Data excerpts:
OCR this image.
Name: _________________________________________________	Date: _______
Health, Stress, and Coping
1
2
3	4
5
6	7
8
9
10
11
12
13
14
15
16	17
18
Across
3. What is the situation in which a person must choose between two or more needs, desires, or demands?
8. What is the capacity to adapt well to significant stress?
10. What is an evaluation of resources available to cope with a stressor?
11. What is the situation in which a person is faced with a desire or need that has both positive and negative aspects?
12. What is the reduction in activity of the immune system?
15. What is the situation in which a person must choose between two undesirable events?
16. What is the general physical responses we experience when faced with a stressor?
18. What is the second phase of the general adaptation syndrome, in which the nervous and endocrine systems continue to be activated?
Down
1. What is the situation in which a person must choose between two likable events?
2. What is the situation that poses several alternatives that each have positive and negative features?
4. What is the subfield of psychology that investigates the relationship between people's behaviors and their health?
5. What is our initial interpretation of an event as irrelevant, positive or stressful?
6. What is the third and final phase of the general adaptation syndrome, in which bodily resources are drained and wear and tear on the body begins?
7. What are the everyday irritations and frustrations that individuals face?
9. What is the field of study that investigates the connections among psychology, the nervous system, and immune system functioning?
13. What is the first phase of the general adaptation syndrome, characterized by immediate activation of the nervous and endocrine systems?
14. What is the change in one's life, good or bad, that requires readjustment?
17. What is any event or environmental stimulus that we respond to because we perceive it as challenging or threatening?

* Aim of the exercise:
Give a word-for-word copy of the records.

* Solution for this problem:
OCR this image.
Name: _________________________________________________	Date: _______
Health, Stress, and Coping
1
2
3	4
5
6	7
8
9
10
11
12
13
14
15
16	17
18
Across
3. What is the situation in which a person must choose between two or more needs, desires, or demands?
8. What is the capacity to adapt well to significant stress?
10. What is an evaluation of resources available to cope with a stressor?
11. What is the situation in which a person is faced with a desire or need that has both positive and negative aspects?
12. What is the reduction in activity of the immune system?
15. What is the situation in which a person must choose between two undesirable events?
16. What is the general physical responses we experience when faced with a stressor?
18. What is the second phase of the general adaptation syndrome, in which the nervous and endocrine systems continue to be activated?
Down
1. What is the situation in which a person must choose between two likable events?
2. What is the situation that poses several alternatives that each have positive and negative features?
4. What is the subfield of psychology that investigates the relationship between people's behaviors and their health?
5. What is our initial interpretation of an event as irrelevant, positive or stressful?
6. What is the third and final phase of the general adaptation syndrome, in which bodily resources are drained and wear and tear on the body begins?
7. What are the everyday irritations and frustrations that individuals face?
9. What is the field of study that investigates the connections among psychology, the nervous system, and immune system functioning?
13. What is the first phase of the general adaptation syndrome, characterized by immediate activation of the nervous and endocrine systems?
14. What is the change in one's life, good or bad, that requires readjustment?
17. What is any event or environmental stimulus that we respond to because we perceive it as challenging or threatening?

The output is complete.